(Structured figure records)

****************

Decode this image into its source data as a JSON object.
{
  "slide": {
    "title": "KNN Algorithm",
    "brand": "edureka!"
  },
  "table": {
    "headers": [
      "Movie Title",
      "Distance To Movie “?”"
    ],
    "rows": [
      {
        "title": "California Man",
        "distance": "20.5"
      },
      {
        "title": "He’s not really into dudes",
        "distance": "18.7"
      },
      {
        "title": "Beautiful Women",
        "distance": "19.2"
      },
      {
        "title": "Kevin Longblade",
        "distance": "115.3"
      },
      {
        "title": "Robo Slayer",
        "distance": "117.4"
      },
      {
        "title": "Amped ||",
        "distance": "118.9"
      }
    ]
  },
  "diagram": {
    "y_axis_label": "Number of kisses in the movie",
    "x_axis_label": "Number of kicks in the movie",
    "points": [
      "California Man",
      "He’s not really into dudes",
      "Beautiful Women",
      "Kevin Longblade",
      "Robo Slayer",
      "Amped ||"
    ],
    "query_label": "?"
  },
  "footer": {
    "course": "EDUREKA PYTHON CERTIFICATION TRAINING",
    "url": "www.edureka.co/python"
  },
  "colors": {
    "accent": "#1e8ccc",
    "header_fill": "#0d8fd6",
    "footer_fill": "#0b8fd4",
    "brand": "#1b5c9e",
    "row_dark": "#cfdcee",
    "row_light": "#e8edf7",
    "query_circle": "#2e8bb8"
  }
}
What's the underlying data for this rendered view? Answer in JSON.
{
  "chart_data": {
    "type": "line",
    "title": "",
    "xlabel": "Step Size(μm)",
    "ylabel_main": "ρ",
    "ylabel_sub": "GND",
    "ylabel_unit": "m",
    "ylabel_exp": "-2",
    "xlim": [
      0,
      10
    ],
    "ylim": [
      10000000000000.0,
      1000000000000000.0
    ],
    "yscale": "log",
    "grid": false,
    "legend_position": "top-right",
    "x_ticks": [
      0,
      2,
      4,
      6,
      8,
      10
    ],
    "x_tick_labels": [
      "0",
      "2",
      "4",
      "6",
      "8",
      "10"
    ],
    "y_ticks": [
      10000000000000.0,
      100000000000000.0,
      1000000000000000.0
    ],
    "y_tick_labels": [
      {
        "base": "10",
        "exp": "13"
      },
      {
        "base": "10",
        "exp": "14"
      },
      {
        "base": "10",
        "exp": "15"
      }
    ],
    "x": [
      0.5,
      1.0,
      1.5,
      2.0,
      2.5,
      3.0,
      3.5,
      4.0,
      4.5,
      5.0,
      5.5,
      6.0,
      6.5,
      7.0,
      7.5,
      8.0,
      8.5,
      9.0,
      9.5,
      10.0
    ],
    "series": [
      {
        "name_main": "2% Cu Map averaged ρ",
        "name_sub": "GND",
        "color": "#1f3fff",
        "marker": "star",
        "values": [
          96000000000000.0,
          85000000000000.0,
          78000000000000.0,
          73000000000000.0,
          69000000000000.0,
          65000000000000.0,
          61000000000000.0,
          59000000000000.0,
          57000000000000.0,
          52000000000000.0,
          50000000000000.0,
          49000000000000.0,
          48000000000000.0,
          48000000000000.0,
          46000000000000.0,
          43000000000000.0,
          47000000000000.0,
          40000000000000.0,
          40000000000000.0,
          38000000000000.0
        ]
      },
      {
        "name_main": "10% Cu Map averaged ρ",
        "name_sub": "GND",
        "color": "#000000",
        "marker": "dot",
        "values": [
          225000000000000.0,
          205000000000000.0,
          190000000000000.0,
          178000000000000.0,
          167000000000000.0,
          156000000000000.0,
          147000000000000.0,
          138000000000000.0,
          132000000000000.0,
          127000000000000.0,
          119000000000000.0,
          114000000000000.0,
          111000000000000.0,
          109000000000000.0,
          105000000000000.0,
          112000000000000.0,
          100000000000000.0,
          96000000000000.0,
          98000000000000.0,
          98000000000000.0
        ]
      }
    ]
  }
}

****************

Go through the listing above and restate it word for word.

Decode this image into its source data as a JSON object.
{
  "slide": {
    "title": "KNN Algorithm",
    "brand": "edureka!"
  },
  "table": {
    "headers": [
      "Movie Title",
      "Distance To Movie “?”"
    ],
    "rows": [
      {
        "title": "California Man",
        "distance": "20.5"
      },
      {
        "title": "He’s not really into dudes",
        "distance": "18.7"
      },
      {
        "title": "Beautiful Women",
        "distance": "19.2"
      },
      {
        "title": "Kevin Longblade",
        "distance": "115.3"
      },
      {
        "title": "Robo Slayer",
        "distance": "117.4"
      },
      {
        "title": "Amped ||",
        "distance": "118.9"
      }
    ]
  },
  "diagram": {
    "y_axis_label": "Number of kisses in the movie",
    "x_axis_label": "Number of kicks in the movie",
    "points": [
      "California Man",
      "He’s not really into dudes",
      "Beautiful Women",
      "Kevin Longblade",
      "Robo Slayer",
      "Amped ||"
    ],
    "query_label": "?"
  },
  "footer": {
    "course": "EDUREKA PYTHON CERTIFICATION TRAINING",
    "url": "www.edureka.co/python"
  },
  "colors": {
    "accent": "#1e8ccc",
    "header_fill": "#0d8fd6",
    "footer_fill": "#0b8fd4",
    "brand": "#1b5c9e",
    "row_dark": "#cfdcee",
    "row_light": "#e8edf7",
    "query_circle": "#2e8bb8"
  }
}
What's the underlying data for this rendered view? Answer in JSON.
{
  "chart_data": {
    "type": "line",
    "title": "",
    "xlabel": "Step Size(μm)",
    "ylabel_main": "ρ",
    "ylabel_sub": "GND",
    "ylabel_unit": "m",
    "ylabel_exp": "-2",
    "xlim": [
      0,
      10
    ],
    "ylim": [
      10000000000000.0,
      1000000000000000.0
    ],
    "yscale": "log",
    "grid": false,
    "legend_position": "top-right",
    "x_ticks": [
      0,
      2,
      4,
      6,
      8,
      10
    ],
    "x_tick_labels": [
      "0",
      "2",
      "4",
      "6",
      "8",
      "10"
    ],
    "y_ticks": [
      10000000000000.0,
      100000000000000.0,
      1000000000000000.0
    ],
    "y_tick_labels": [
      {
        "base": "10",
        "exp": "13"
      },
      {
        "base": "10",
        "exp": "14"
      },
      {
        "base": "10",
        "exp": "15"
      }
    ],
    "x": [
      0.5,
      1.0,
      1.5,
      2.0,
      2.5,
      3.0,
      3.5,
      4.0,
      4.5,
      5.0,
      5.5,
      6.0,
      6.5,
      7.0,
      7.5,
      8.0,
      8.5,
      9.0,
      9.5,
      10.0
    ],
    "series": [
      {
        "name_main": "2% Cu Map averaged ρ",
        "name_sub": "GND",
        "color": "#1f3fff",
        "marker": "star",
        "values": [
          96000000000000.0,
          85000000000000.0,
          78000000000000.0,
          73000000000000.0,
          69000000000000.0,
          65000000000000.0,
          61000000000000.0,
          59000000000000.0,
          57000000000000.0,
          52000000000000.0,
          50000000000000.0,
          49000000000000.0,
          48000000000000.0,
          48000000000000.0,
          46000000000000.0,
          43000000000000.0,
          47000000000000.0,
          40000000000000.0,
          40000000000000.0,
          38000000000000.0
        ]
      },
      {
        "name_main": "10% Cu Map averaged ρ",
        "name_sub": "GND",
        "color": "#000000",
        "marker": "dot",
        "values": [
          225000000000000.0,
          205000000000000.0,
          190000000000000.0,
          178000000000000.0,
          167000000000000.0,
          156000000000000.0,
          147000000000000.0,
          138000000000000.0,
          132000000000000.0,
          127000000000000.0,
          119000000000000.0,
          114000000000000.0,
          111000000000000.0,
          109000000000000.0,
          105000000000000.0,
          112000000000000.0,
          100000000000000.0,
          96000000000000.0,
          98000000000000.0,
          98000000000000.0
        ]
      }
    ]
  }
}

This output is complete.